## THE TASK
Check every line of the entries that follow, and copy the ones containing "content".

## PROVIDED INFORMATION

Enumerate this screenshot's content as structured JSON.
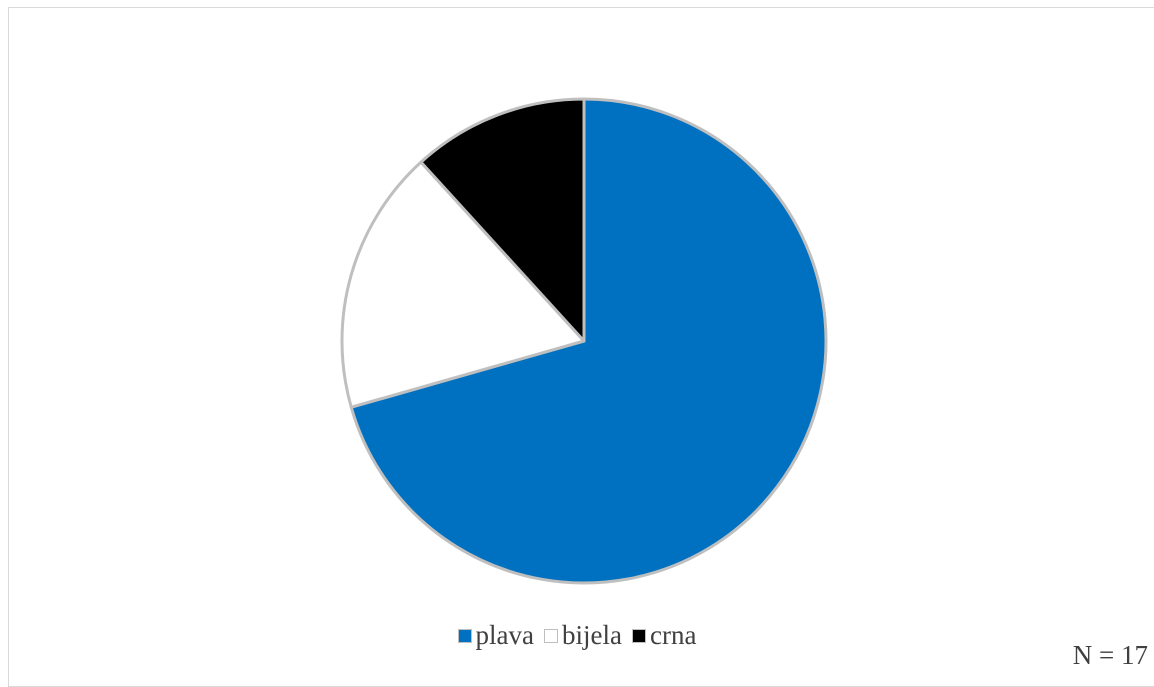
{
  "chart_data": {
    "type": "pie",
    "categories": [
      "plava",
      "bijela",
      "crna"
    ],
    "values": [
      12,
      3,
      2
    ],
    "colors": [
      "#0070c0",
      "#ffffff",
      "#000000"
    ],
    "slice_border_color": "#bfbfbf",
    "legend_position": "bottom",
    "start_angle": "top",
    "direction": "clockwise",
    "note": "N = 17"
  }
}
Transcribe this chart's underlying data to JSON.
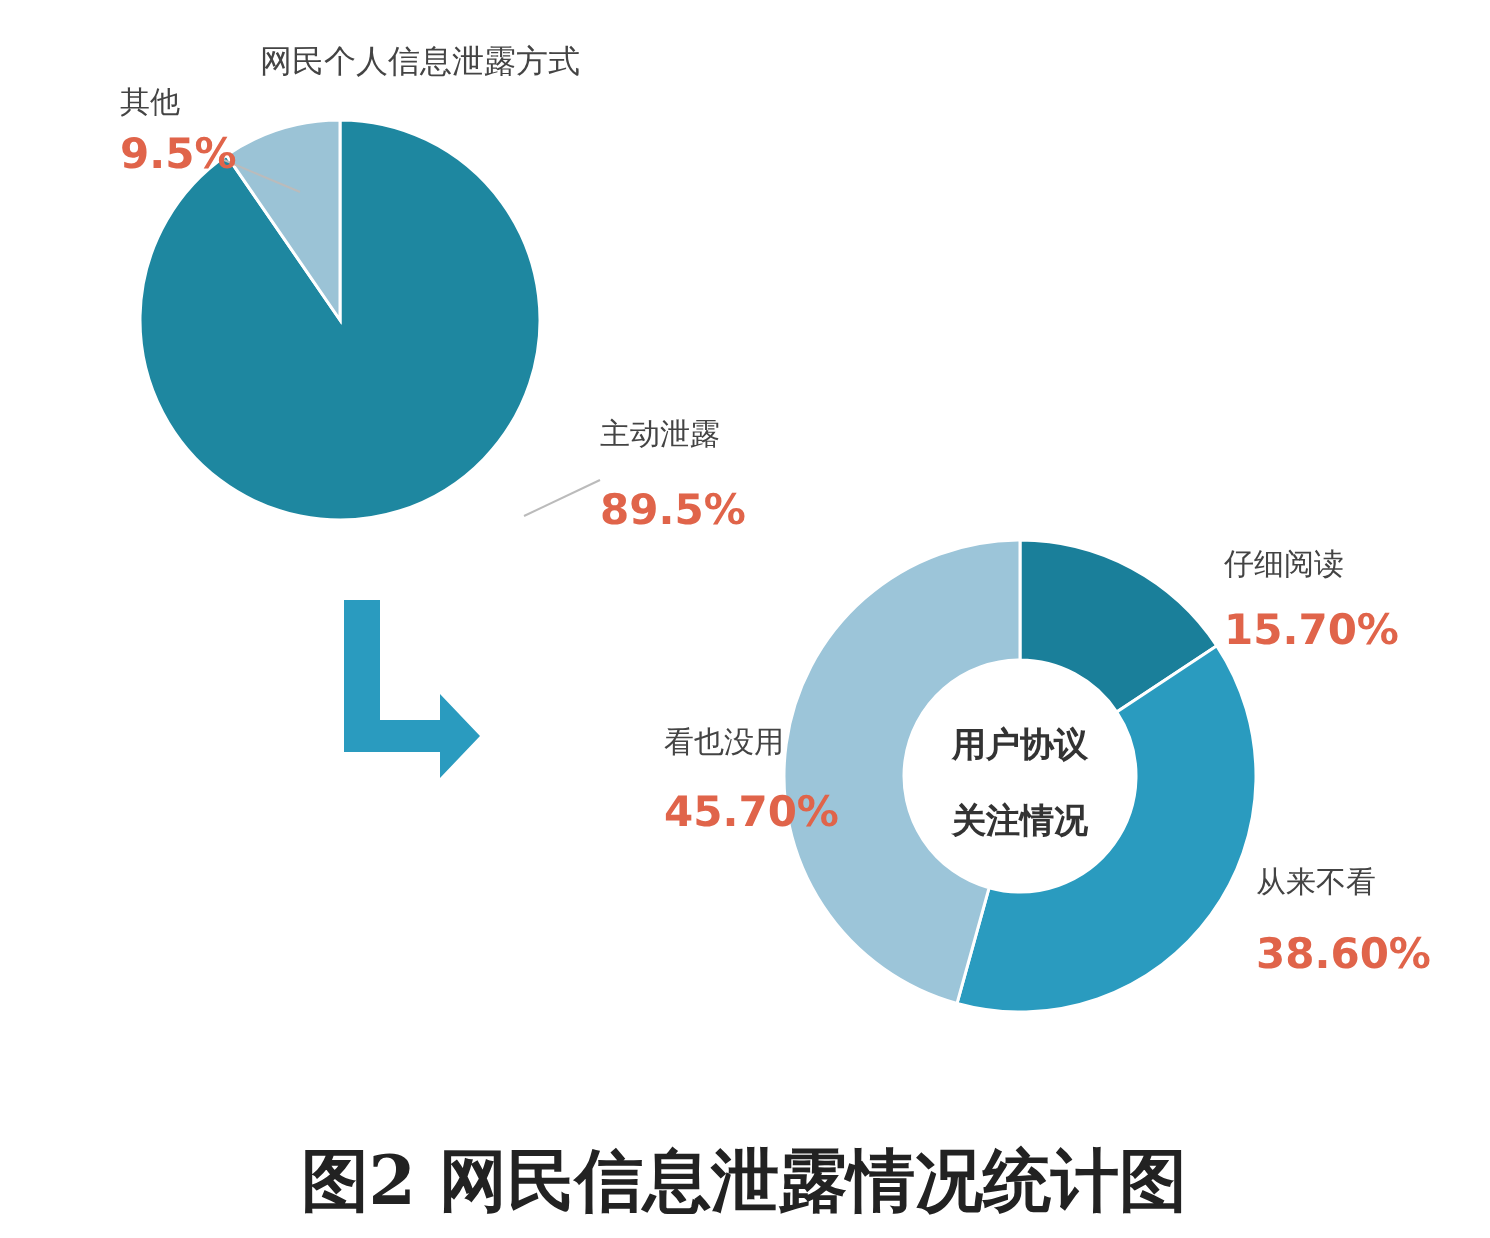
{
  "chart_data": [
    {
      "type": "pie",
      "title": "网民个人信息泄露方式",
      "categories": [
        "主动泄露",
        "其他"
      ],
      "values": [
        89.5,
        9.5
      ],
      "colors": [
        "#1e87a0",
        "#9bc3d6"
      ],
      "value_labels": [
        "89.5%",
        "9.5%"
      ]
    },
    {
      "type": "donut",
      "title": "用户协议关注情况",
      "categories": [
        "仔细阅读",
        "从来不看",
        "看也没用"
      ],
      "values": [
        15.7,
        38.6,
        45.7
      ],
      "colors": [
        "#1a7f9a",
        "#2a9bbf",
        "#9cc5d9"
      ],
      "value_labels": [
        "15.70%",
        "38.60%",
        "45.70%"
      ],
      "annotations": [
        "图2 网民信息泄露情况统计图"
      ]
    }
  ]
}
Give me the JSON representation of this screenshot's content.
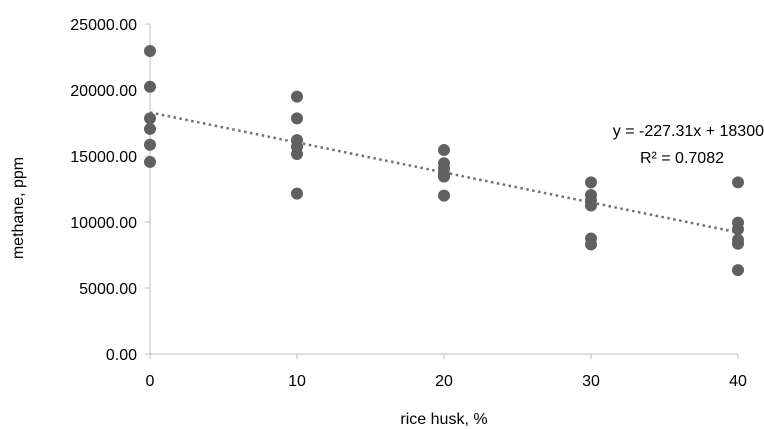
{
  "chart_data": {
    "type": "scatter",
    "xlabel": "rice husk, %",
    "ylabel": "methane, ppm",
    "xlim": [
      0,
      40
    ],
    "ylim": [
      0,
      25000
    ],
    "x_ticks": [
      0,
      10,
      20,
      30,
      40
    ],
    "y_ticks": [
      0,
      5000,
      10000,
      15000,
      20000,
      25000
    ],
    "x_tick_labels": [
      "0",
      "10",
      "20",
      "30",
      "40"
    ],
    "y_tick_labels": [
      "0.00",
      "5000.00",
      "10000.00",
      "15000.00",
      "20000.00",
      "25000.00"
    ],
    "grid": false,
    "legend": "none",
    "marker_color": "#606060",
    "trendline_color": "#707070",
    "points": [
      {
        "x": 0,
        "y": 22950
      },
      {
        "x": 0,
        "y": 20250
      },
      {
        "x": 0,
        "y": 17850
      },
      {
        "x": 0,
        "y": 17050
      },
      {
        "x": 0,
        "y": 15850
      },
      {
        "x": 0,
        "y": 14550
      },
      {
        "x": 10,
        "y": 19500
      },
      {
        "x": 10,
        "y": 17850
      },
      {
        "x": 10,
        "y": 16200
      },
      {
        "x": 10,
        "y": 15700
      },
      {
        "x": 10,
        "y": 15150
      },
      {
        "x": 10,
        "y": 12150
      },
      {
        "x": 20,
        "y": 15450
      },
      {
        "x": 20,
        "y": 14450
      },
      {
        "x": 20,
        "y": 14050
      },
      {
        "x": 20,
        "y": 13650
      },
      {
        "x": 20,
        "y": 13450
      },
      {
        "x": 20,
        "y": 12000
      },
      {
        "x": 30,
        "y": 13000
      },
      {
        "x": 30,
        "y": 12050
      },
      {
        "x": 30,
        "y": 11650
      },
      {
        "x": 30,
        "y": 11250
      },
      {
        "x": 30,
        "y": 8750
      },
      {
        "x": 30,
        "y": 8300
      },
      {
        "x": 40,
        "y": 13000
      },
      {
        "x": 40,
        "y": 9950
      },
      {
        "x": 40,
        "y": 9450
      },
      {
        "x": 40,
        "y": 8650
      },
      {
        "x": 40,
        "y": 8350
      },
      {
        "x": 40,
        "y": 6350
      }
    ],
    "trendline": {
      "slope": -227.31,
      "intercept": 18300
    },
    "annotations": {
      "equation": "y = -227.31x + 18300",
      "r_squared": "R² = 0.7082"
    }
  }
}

## TASK RESPONSE
Enumerate this screenshot's content as structured JSON.
Give me the JSON representation of this screenshot's content.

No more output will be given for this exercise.